§ **WHAT THE TASK ASKS**
Reproduce word for word the part of the text on US debt warnings starting with "Bridgewater founder Ray" and going on through "Jeffrey Gundlach added.".

Bridgewater founder Ray Dalio.Brendan McDermid/File Photo/Reuters

  • Three market experts have cited concern that growing US debt will send interest rates up.

  • Ray Dalio and Bill Gross both pointed out a supply-demand imbalance that will keep fueling borrowing costs.

  • US debt supply will only grow, as a recession would expand the federal deficit, Jeffrey Gundlach added.

US debt is ballooning, and leading market experts are raising red flags with more red ink on the way and a potential recession looming.

The warnings come as federal deficits have exploded in recent years, sharply elevating the trajectory of US debt. The Treasury Department has already auctioned $1 trillion in bonds just within this quarter. Meanwhile, borrowing costs have soared in the last year and a half as the Federal Reserve embarked on an aggressive tightening campaign.

§ **EXTRACTED DATA**
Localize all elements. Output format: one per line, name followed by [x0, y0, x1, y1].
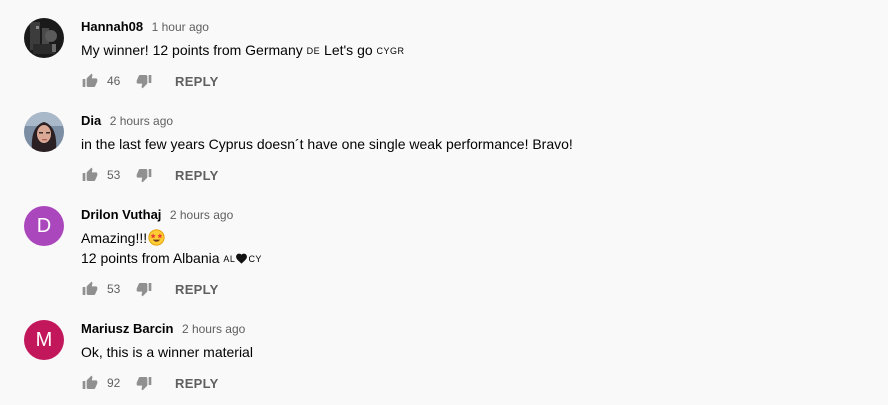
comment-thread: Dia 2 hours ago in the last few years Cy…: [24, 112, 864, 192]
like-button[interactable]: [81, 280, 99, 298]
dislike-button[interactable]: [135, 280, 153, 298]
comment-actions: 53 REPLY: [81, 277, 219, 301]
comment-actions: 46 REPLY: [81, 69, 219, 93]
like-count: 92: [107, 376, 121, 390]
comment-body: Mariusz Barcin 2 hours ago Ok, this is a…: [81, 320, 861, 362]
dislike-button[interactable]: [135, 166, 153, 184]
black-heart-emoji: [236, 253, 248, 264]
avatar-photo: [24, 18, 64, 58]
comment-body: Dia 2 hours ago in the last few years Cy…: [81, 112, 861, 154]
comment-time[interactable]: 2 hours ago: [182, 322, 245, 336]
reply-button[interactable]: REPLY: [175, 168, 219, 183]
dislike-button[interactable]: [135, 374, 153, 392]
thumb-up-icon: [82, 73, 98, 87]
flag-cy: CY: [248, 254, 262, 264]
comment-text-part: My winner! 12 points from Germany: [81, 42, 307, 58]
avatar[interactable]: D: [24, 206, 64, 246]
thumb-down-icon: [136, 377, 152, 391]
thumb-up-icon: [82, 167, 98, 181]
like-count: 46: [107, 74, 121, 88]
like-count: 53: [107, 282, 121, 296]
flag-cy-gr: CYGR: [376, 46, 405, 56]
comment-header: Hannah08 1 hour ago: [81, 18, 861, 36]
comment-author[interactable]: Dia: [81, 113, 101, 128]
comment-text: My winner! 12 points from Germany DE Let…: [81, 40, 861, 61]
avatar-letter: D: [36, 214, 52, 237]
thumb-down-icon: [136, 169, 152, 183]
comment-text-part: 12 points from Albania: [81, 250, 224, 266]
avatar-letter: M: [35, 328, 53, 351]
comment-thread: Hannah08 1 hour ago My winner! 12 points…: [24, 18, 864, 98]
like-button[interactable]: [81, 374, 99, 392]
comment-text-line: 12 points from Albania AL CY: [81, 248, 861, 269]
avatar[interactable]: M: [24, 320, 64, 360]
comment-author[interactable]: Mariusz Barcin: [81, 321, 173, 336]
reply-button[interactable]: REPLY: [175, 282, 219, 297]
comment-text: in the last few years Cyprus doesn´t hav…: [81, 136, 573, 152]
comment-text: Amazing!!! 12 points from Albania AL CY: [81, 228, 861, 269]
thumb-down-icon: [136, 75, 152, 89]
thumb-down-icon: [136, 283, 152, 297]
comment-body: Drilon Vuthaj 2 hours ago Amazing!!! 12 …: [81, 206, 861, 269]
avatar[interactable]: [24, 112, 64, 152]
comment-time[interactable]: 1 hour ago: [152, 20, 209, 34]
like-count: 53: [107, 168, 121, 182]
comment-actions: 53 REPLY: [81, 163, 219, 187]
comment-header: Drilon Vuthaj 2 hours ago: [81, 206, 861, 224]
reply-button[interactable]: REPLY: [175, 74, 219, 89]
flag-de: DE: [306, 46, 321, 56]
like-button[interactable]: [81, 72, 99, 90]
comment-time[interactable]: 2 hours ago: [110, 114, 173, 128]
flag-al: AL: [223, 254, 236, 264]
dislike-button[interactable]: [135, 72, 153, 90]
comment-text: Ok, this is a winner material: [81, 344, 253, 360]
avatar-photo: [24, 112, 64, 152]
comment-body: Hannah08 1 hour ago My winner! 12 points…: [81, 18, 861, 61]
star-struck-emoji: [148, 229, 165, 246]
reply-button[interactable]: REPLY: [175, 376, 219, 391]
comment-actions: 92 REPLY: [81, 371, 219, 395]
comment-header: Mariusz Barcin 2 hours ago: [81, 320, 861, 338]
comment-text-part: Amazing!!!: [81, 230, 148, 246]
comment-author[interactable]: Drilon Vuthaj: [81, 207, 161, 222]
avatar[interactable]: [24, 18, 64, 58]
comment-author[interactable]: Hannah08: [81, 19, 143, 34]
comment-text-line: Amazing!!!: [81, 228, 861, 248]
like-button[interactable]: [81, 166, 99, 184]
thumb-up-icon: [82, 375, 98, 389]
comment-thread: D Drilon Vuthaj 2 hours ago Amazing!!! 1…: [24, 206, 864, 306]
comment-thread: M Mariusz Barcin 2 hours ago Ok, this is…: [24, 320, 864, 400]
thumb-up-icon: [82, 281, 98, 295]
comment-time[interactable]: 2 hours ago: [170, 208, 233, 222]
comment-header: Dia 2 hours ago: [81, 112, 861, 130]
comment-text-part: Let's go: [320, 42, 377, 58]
--
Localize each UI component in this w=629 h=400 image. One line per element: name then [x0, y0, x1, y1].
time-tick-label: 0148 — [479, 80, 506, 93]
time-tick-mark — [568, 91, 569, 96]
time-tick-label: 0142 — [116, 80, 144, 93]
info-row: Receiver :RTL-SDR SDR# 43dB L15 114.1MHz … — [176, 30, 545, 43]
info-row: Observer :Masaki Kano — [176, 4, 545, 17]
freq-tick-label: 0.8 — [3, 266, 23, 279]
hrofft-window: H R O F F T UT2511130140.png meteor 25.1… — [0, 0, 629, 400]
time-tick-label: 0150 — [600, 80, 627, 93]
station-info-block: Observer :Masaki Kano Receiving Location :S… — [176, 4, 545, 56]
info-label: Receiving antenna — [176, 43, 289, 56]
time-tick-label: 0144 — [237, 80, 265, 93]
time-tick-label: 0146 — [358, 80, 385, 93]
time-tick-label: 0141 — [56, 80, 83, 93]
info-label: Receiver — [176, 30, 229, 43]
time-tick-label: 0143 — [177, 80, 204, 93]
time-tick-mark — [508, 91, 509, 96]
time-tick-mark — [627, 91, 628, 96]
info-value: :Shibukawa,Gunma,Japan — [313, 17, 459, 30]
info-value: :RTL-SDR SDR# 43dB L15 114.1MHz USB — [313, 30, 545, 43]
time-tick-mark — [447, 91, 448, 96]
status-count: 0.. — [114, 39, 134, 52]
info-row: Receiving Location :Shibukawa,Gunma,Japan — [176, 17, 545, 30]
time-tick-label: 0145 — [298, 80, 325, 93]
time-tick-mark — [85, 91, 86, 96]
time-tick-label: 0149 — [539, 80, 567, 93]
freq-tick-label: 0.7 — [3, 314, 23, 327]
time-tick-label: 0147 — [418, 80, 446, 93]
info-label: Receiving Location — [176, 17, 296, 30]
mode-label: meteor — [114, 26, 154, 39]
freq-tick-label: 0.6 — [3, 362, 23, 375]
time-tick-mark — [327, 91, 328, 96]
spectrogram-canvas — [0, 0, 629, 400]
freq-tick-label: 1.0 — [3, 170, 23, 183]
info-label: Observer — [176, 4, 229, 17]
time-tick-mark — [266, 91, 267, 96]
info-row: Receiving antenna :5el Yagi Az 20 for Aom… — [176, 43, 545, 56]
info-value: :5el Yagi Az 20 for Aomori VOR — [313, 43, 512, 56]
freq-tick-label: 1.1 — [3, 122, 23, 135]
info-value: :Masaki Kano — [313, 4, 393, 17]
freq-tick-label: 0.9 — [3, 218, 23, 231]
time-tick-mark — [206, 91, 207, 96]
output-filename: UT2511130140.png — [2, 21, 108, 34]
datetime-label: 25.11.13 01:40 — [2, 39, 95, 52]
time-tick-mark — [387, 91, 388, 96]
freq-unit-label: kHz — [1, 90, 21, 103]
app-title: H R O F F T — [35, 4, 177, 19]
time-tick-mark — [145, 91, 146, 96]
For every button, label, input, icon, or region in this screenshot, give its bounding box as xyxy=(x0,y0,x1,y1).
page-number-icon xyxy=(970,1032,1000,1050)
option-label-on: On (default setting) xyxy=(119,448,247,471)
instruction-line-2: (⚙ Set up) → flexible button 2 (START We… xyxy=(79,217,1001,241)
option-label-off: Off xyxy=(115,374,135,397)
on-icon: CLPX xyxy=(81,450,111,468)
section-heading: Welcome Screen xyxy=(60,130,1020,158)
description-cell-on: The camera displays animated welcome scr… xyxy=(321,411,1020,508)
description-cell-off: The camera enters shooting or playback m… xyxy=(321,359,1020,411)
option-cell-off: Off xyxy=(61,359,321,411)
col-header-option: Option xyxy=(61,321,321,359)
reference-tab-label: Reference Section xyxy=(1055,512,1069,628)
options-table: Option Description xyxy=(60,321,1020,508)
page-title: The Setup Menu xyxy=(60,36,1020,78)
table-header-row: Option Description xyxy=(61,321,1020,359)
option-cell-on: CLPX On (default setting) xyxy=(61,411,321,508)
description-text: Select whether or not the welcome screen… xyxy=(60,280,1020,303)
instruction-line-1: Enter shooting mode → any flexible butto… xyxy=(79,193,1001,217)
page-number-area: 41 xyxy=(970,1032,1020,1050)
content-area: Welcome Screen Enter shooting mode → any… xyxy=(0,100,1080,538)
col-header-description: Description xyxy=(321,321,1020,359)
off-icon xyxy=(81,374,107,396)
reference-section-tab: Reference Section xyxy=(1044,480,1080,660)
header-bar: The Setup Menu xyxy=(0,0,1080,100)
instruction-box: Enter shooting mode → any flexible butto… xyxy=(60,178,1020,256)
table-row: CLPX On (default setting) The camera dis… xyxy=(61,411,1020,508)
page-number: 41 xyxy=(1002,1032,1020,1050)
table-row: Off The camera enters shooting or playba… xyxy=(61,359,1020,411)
--
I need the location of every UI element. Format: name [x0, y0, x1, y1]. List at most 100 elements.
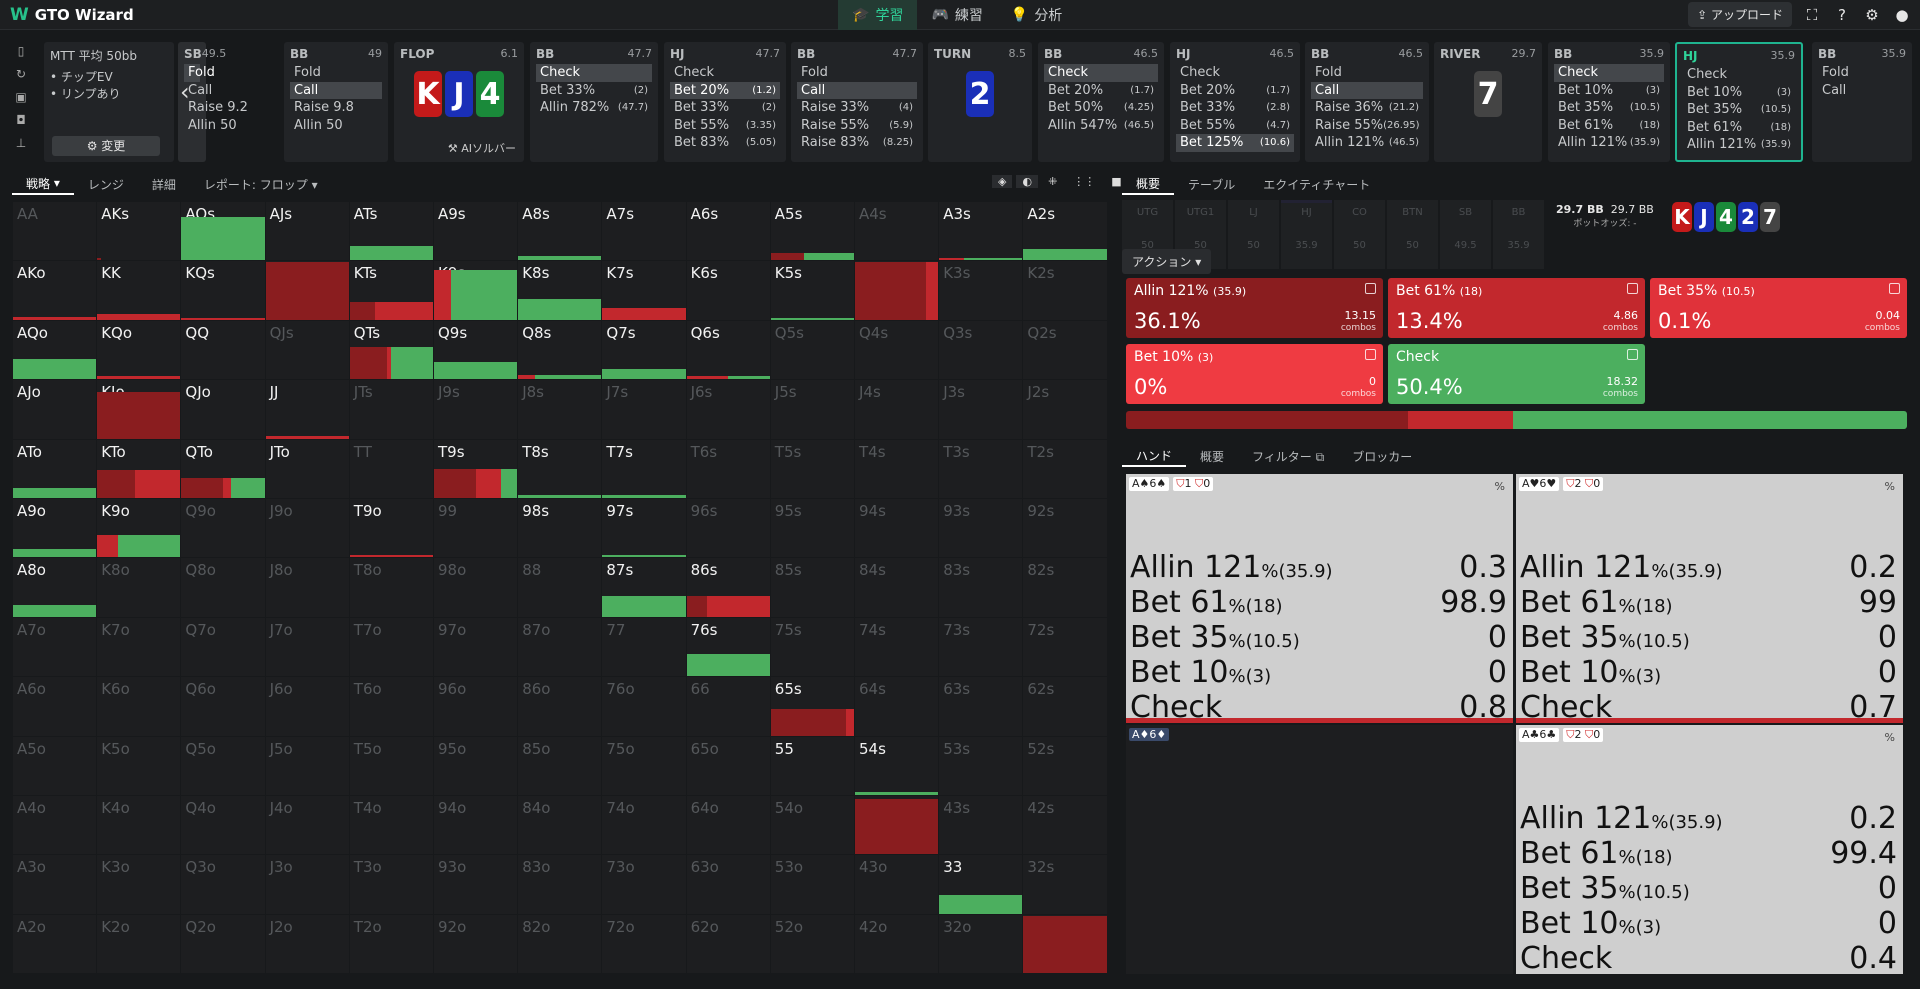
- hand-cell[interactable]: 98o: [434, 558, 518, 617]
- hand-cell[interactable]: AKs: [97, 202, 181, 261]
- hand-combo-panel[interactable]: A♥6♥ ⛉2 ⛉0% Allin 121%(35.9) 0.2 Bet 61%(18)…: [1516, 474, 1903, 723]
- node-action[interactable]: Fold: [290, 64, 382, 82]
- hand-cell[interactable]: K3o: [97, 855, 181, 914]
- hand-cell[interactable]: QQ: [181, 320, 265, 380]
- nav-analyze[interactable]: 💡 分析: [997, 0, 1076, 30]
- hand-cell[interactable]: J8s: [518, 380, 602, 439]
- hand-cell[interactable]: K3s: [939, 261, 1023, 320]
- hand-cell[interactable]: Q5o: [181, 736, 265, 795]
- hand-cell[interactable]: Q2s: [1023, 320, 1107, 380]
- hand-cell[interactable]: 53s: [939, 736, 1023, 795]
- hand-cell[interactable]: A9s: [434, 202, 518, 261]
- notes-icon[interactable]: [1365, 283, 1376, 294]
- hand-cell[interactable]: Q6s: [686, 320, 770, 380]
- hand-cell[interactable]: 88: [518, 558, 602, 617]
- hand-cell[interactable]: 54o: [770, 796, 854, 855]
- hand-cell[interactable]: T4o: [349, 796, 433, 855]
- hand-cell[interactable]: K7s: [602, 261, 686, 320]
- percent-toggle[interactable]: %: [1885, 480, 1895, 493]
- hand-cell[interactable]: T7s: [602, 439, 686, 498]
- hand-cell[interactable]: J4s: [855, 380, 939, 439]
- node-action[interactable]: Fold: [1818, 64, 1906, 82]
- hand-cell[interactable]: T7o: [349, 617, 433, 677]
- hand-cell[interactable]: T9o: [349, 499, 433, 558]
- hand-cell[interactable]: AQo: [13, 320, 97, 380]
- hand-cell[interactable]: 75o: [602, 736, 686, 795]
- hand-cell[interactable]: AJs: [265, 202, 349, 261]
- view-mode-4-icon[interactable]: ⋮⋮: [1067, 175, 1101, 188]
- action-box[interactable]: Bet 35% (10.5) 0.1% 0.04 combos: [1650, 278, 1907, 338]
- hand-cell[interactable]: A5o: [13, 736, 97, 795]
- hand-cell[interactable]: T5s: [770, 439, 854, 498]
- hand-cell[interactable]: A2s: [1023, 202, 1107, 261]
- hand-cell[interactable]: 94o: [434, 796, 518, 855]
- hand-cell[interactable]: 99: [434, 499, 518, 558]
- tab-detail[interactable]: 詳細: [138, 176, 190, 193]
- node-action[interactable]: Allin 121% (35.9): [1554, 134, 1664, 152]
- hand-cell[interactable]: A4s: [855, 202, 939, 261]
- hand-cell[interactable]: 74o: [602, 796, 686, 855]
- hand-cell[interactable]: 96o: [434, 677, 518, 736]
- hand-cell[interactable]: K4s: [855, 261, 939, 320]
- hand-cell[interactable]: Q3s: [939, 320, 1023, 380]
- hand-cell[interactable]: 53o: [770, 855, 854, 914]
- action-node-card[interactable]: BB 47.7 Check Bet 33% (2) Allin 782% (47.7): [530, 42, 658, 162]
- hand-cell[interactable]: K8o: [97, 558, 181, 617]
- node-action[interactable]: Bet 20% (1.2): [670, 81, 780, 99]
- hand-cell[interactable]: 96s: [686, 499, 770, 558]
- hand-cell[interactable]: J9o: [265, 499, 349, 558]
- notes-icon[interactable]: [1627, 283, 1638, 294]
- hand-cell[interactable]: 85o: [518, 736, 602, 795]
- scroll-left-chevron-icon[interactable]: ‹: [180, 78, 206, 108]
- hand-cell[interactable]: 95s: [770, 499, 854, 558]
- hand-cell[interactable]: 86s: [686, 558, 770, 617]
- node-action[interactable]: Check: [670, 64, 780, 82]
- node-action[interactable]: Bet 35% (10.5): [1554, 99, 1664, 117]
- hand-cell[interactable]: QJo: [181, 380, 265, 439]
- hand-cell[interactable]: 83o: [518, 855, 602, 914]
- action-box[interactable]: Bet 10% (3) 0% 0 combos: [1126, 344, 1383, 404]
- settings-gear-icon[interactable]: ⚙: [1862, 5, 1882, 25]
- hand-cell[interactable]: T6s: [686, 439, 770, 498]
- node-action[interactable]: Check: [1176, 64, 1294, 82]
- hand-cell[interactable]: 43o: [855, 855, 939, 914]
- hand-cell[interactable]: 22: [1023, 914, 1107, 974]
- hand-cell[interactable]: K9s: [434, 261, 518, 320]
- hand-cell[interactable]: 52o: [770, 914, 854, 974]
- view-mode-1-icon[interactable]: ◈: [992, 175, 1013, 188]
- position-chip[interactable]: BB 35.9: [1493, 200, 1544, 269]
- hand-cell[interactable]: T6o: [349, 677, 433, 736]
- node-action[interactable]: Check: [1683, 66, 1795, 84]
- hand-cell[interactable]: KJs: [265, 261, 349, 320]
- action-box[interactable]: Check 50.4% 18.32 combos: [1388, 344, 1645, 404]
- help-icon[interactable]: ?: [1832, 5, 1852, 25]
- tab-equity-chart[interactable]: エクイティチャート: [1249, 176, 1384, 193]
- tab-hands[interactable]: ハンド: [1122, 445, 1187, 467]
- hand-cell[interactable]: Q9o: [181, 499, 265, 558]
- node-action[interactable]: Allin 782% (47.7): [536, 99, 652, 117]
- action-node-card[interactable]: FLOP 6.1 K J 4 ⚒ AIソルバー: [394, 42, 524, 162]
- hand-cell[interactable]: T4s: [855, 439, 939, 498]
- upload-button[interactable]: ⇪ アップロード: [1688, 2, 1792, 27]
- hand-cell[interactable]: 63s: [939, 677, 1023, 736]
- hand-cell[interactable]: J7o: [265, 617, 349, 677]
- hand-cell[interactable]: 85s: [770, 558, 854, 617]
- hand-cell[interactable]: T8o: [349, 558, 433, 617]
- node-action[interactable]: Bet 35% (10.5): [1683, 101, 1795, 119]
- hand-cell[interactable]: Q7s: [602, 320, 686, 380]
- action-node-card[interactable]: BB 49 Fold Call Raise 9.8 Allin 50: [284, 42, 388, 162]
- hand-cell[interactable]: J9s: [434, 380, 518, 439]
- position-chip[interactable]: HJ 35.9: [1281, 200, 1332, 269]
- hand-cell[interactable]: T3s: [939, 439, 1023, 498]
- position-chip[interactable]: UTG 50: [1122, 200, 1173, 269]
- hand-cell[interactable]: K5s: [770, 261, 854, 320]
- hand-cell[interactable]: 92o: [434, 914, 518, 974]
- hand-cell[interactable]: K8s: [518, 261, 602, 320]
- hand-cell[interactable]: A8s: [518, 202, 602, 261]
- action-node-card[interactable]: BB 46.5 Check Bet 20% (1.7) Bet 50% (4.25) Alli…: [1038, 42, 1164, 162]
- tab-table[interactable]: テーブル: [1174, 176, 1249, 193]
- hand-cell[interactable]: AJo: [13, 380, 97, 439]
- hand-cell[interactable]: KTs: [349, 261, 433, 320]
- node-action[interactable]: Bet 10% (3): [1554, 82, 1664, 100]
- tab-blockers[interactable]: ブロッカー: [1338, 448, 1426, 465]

§ **ANSWER**
Bridgewater founder Ray Dalio.Brendan McDermid/File Photo/Reuters

  • Three market experts have cited concern that growing US debt will send interest rates up.

  • Ray Dalio and Bill Gross both pointed out a supply-demand imbalance that will keep fueling borrowing costs.

  • US debt supply will only grow, as a recession would expand the federal deficit, Jeffrey Gundlach added.